» Data:

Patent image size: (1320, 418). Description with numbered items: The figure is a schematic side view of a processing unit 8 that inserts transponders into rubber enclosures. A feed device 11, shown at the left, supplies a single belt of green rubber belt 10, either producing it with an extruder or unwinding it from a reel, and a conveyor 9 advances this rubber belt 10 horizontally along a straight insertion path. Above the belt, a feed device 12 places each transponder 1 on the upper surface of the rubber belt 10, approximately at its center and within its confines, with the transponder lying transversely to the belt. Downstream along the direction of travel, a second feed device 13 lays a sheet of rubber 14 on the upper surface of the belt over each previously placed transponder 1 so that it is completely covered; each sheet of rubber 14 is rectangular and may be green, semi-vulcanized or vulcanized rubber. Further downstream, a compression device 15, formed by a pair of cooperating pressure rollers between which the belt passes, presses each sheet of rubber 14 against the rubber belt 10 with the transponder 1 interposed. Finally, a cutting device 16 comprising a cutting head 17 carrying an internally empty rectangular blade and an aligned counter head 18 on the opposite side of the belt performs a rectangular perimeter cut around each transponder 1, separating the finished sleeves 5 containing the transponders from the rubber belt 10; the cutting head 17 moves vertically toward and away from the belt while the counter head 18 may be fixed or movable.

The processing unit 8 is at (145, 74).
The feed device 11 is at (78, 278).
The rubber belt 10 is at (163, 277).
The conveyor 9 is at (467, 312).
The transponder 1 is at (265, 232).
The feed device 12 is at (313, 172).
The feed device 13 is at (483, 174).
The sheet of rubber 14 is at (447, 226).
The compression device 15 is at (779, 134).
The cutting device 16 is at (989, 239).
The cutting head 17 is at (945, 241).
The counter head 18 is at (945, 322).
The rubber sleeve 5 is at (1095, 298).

» What is being asked: Copy every line of the listing above word for word.

» Solved problem:
Patent image size: (1320, 418). Description with numbered items: The figure is a schematic side view of a processing unit 8 that inserts transponders into rubber enclosures. A feed device 11, shown at the left, supplies a single belt of green rubber belt 10, either producing it with an extruder or unwinding it from a reel, and a conveyor 9 advances this rubber belt 10 horizontally along a straight insertion path. Above the belt, a feed device 12 places each transponder 1 on the upper surface of the rubber belt 10, approximately at its center and within its confines, with the transponder lying transversely to the belt. Downstream along the direction of travel, a second feed device 13 lays a sheet of rubber 14 on the upper surface of the belt over each previously placed transponder 1 so that it is completely covered; each sheet of rubber 14 is rectangular and may be green, semi-vulcanized or vulcanized rubber. Further downstream, a compression device 15, formed by a pair of cooperating pressure rollers between which the belt passes, presses each sheet of rubber 14 against the rubber belt 10 with the transponder 1 interposed. Finally, a cutting device 16 comprising a cutting head 17 carrying an internally empty rectangular blade and an aligned counter head 18 on the opposite side of the belt performs a rectangular perimeter cut around each transponder 1, separating the finished sleeves 5 containing the transponders from the rubber belt 10; the cutting head 17 moves vertically toward and away from the belt while the counter head 18 may be fixed or movable.

The processing unit 8 is at (145, 74).
The feed device 11 is at (78, 278).
The rubber belt 10 is at (163, 277).
The conveyor 9 is at (467, 312).
The transponder 1 is at (265, 232).
The feed device 12 is at (313, 172).
The feed device 13 is at (483, 174).
The sheet of rubber 14 is at (447, 226).
The compression device 15 is at (779, 134).
The cutting device 16 is at (989, 239).
The cutting head 17 is at (945, 241).
The counter head 18 is at (945, 322).
The rubber sleeve 5 is at (1095, 298).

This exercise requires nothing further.